### Short task:
Reproduce all entries word for word.

Data excerpts:
%%

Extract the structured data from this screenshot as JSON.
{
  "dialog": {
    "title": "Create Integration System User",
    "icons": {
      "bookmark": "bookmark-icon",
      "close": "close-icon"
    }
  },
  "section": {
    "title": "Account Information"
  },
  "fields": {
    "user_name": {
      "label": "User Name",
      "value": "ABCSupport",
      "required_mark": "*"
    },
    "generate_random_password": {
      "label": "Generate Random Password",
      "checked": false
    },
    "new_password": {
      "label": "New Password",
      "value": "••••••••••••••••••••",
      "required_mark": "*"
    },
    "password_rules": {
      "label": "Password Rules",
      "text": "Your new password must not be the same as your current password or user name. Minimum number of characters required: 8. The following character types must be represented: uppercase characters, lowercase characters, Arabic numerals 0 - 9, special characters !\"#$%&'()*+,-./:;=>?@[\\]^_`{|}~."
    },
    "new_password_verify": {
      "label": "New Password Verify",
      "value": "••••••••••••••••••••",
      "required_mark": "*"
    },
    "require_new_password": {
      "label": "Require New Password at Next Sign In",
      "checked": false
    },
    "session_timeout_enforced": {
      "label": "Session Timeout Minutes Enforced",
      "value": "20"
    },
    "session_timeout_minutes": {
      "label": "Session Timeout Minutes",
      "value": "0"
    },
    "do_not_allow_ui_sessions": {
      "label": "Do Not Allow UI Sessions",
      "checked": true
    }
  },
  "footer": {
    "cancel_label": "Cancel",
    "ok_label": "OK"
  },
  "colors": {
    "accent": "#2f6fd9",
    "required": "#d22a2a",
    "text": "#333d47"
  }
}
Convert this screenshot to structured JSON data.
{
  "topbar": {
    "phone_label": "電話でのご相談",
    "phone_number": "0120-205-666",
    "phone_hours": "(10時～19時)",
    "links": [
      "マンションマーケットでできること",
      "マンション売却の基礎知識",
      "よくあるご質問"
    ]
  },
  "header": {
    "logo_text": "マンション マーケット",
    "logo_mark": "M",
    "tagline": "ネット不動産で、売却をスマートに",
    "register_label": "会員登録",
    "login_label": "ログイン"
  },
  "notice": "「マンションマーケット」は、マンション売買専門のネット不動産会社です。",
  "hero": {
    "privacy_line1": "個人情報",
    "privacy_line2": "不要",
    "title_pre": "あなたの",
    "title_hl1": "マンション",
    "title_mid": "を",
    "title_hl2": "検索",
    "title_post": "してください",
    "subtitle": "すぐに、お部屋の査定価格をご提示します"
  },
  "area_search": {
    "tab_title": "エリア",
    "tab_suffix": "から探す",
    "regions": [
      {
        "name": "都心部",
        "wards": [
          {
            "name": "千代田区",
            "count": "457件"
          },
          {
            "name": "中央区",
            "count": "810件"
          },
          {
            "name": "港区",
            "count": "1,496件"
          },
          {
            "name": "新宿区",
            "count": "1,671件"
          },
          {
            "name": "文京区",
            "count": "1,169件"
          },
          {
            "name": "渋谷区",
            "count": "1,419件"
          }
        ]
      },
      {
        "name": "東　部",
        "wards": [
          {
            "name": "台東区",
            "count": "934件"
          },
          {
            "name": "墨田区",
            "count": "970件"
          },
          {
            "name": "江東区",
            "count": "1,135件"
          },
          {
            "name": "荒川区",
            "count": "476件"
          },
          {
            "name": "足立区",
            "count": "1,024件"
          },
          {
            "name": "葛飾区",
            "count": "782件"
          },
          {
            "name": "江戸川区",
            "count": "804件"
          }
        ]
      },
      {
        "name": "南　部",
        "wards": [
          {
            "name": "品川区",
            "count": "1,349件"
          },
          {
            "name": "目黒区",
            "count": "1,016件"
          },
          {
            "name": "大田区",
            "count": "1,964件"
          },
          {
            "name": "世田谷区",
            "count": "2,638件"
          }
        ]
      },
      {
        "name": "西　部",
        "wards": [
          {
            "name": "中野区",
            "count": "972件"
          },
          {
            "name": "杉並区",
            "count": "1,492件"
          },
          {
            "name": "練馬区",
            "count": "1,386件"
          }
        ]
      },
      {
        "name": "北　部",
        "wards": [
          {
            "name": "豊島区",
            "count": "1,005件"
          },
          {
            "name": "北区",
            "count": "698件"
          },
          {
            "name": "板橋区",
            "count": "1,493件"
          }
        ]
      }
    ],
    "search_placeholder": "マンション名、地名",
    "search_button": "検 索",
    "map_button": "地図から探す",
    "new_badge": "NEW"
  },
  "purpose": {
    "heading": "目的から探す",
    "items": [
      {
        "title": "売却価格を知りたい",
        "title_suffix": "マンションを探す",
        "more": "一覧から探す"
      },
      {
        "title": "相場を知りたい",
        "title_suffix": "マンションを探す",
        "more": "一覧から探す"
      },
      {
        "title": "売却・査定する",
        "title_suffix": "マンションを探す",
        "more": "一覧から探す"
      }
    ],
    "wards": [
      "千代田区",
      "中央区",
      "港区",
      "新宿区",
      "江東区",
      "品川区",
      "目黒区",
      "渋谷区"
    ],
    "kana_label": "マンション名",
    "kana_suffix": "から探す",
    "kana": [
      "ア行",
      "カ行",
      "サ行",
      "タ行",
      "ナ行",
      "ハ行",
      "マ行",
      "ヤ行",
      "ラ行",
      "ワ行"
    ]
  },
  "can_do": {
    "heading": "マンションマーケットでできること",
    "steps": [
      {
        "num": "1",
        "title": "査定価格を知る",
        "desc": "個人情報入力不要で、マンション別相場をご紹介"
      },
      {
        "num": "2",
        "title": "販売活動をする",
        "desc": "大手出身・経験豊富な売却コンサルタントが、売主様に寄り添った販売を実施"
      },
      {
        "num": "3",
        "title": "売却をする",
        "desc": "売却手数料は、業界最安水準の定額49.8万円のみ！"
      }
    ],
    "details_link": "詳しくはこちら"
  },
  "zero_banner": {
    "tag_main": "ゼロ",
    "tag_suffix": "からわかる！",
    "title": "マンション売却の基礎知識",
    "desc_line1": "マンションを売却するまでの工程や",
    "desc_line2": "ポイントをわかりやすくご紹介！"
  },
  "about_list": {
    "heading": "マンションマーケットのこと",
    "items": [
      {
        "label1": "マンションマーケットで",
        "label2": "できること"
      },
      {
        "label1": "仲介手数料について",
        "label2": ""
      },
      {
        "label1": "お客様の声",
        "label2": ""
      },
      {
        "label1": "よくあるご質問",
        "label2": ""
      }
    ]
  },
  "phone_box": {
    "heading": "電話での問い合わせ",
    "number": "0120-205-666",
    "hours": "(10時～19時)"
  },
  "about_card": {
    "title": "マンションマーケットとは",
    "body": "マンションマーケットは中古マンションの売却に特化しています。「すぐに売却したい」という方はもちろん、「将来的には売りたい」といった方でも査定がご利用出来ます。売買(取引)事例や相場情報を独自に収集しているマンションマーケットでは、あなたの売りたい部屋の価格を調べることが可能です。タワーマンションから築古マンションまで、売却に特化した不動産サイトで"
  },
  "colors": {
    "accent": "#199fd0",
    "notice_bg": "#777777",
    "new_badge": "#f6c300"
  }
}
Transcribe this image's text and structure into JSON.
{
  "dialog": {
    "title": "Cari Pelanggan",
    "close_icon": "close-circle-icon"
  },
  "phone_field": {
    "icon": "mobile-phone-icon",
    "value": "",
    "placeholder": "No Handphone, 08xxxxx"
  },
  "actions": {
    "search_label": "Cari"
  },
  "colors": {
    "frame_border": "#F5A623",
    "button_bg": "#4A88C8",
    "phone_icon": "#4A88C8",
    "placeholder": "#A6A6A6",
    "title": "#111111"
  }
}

%%

### Answer to this problem:
Extract the structured data from this screenshot as JSON.
{
  "dialog": {
    "title": "Create Integration System User",
    "icons": {
      "bookmark": "bookmark-icon",
      "close": "close-icon"
    }
  },
  "section": {
    "title": "Account Information"
  },
  "fields": {
    "user_name": {
      "label": "User Name",
      "value": "ABCSupport",
      "required_mark": "*"
    },
    "generate_random_password": {
      "label": "Generate Random Password",
      "checked": false
    },
    "new_password": {
      "label": "New Password",
      "value": "••••••••••••••••••••",
      "required_mark": "*"
    },
    "password_rules": {
      "label": "Password Rules",
      "text": "Your new password must not be the same as your current password or user name. Minimum number of characters required: 8. The following character types must be represented: uppercase characters, lowercase characters, Arabic numerals 0 - 9, special characters !\"#$%&'()*+,-./:;=>?@[\\]^_`{|}~."
    },
    "new_password_verify": {
      "label": "New Password Verify",
      "value": "••••••••••••••••••••",
      "required_mark": "*"
    },
    "require_new_password": {
      "label": "Require New Password at Next Sign In",
      "checked": false
    },
    "session_timeout_enforced": {
      "label": "Session Timeout Minutes Enforced",
      "value": "20"
    },
    "session_timeout_minutes": {
      "label": "Session Timeout Minutes",
      "value": "0"
    },
    "do_not_allow_ui_sessions": {
      "label": "Do Not Allow UI Sessions",
      "checked": true
    }
  },
  "footer": {
    "cancel_label": "Cancel",
    "ok_label": "OK"
  },
  "colors": {
    "accent": "#2f6fd9",
    "required": "#d22a2a",
    "text": "#333d47"
  }
}
Convert this screenshot to structured JSON data.
{
  "topbar": {
    "phone_label": "電話でのご相談",
    "phone_number": "0120-205-666",
    "phone_hours": "(10時～19時)",
    "links": [
      "マンションマーケットでできること",
      "マンション売却の基礎知識",
      "よくあるご質問"
    ]
  },
  "header": {
    "logo_text": "マンション マーケット",
    "logo_mark": "M",
    "tagline": "ネット不動産で、売却をスマートに",
    "register_label": "会員登録",
    "login_label": "ログイン"
  },
  "notice": "「マンションマーケット」は、マンション売買専門のネット不動産会社です。",
  "hero": {
    "privacy_line1": "個人情報",
    "privacy_line2": "不要",
    "title_pre": "あなたの",
    "title_hl1": "マンション",
    "title_mid": "を",
    "title_hl2": "検索",
    "title_post": "してください",
    "subtitle": "すぐに、お部屋の査定価格をご提示します"
  },
  "area_search": {
    "tab_title": "エリア",
    "tab_suffix": "から探す",
    "regions": [
      {
        "name": "都心部",
        "wards": [
          {
            "name": "千代田区",
            "count": "457件"
          },
          {
            "name": "中央区",
            "count": "810件"
          },
          {
            "name": "港区",
            "count": "1,496件"
          },
          {
            "name": "新宿区",
            "count": "1,671件"
          },
          {
            "name": "文京区",
            "count": "1,169件"
          },
          {
            "name": "渋谷区",
            "count": "1,419件"
          }
        ]
      },
      {
        "name": "東　部",
        "wards": [
          {
            "name": "台東区",
            "count": "934件"
          },
          {
            "name": "墨田区",
            "count": "970件"
          },
          {
            "name": "江東区",
            "count": "1,135件"
          },
          {
            "name": "荒川区",
            "count": "476件"
          },
          {
            "name": "足立区",
            "count": "1,024件"
          },
          {
            "name": "葛飾区",
            "count": "782件"
          },
          {
            "name": "江戸川区",
            "count": "804件"
          }
        ]
      },
      {
        "name": "南　部",
        "wards": [
          {
            "name": "品川区",
            "count": "1,349件"
          },
          {
            "name": "目黒区",
            "count": "1,016件"
          },
          {
            "name": "大田区",
            "count": "1,964件"
          },
          {
            "name": "世田谷区",
            "count": "2,638件"
          }
        ]
      },
      {
        "name": "西　部",
        "wards": [
          {
            "name": "中野区",
            "count": "972件"
          },
          {
            "name": "杉並区",
            "count": "1,492件"
          },
          {
            "name": "練馬区",
            "count": "1,386件"
          }
        ]
      },
      {
        "name": "北　部",
        "wards": [
          {
            "name": "豊島区",
            "count": "1,005件"
          },
          {
            "name": "北区",
            "count": "698件"
          },
          {
            "name": "板橋区",
            "count": "1,493件"
          }
        ]
      }
    ],
    "search_placeholder": "マンション名、地名",
    "search_button": "検 索",
    "map_button": "地図から探す",
    "new_badge": "NEW"
  },
  "purpose": {
    "heading": "目的から探す",
    "items": [
      {
        "title": "売却価格を知りたい",
        "title_suffix": "マンションを探す",
        "more": "一覧から探す"
      },
      {
        "title": "相場を知りたい",
        "title_suffix": "マンションを探す",
        "more": "一覧から探す"
      },
      {
        "title": "売却・査定する",
        "title_suffix": "マンションを探す",
        "more": "一覧から探す"
      }
    ],
    "wards": [
      "千代田区",
      "中央区",
      "港区",
      "新宿区",
      "江東区",
      "品川区",
      "目黒区",
      "渋谷区"
    ],
    "kana_label": "マンション名",
    "kana_suffix": "から探す",
    "kana": [
      "ア行",
      "カ行",
      "サ行",
      "タ行",
      "ナ行",
      "ハ行",
      "マ行",
      "ヤ行",
      "ラ行",
      "ワ行"
    ]
  },
  "can_do": {
    "heading": "マンションマーケットでできること",
    "steps": [
      {
        "num": "1",
        "title": "査定価格を知る",
        "desc": "個人情報入力不要で、マンション別相場をご紹介"
      },
      {
        "num": "2",
        "title": "販売活動をする",
        "desc": "大手出身・経験豊富な売却コンサルタントが、売主様に寄り添った販売を実施"
      },
      {
        "num": "3",
        "title": "売却をする",
        "desc": "売却手数料は、業界最安水準の定額49.8万円のみ！"
      }
    ],
    "details_link": "詳しくはこちら"
  },
  "zero_banner": {
    "tag_main": "ゼロ",
    "tag_suffix": "からわかる！",
    "title": "マンション売却の基礎知識",
    "desc_line1": "マンションを売却するまでの工程や",
    "desc_line2": "ポイントをわかりやすくご紹介！"
  },
  "about_list": {
    "heading": "マンションマーケットのこと",
    "items": [
      {
        "label1": "マンションマーケットで",
        "label2": "できること"
      },
      {
        "label1": "仲介手数料について",
        "label2": ""
      },
      {
        "label1": "お客様の声",
        "label2": ""
      },
      {
        "label1": "よくあるご質問",
        "label2": ""
      }
    ]
  },
  "phone_box": {
    "heading": "電話での問い合わせ",
    "number": "0120-205-666",
    "hours": "(10時～19時)"
  },
  "about_card": {
    "title": "マンションマーケットとは",
    "body": "マンションマーケットは中古マンションの売却に特化しています。「すぐに売却したい」という方はもちろん、「将来的には売りたい」といった方でも査定がご利用出来ます。売買(取引)事例や相場情報を独自に収集しているマンションマーケットでは、あなたの売りたい部屋の価格を調べることが可能です。タワーマンションから築古マンションまで、売却に特化した不動産サイトで"
  },
  "colors": {
    "accent": "#199fd0",
    "notice_bg": "#777777",
    "new_badge": "#f6c300"
  }
}
Transcribe this image's text and structure into JSON.
{
  "dialog": {
    "title": "Cari Pelanggan",
    "close_icon": "close-circle-icon"
  },
  "phone_field": {
    "icon": "mobile-phone-icon",
    "value": "",
    "placeholder": "No Handphone, 08xxxxx"
  },
  "actions": {
    "search_label": "Cari"
  },
  "colors": {
    "frame_border": "#F5A623",
    "button_bg": "#4A88C8",
    "phone_icon": "#4A88C8",
    "placeholder": "#A6A6A6",
    "title": "#111111"
  }
}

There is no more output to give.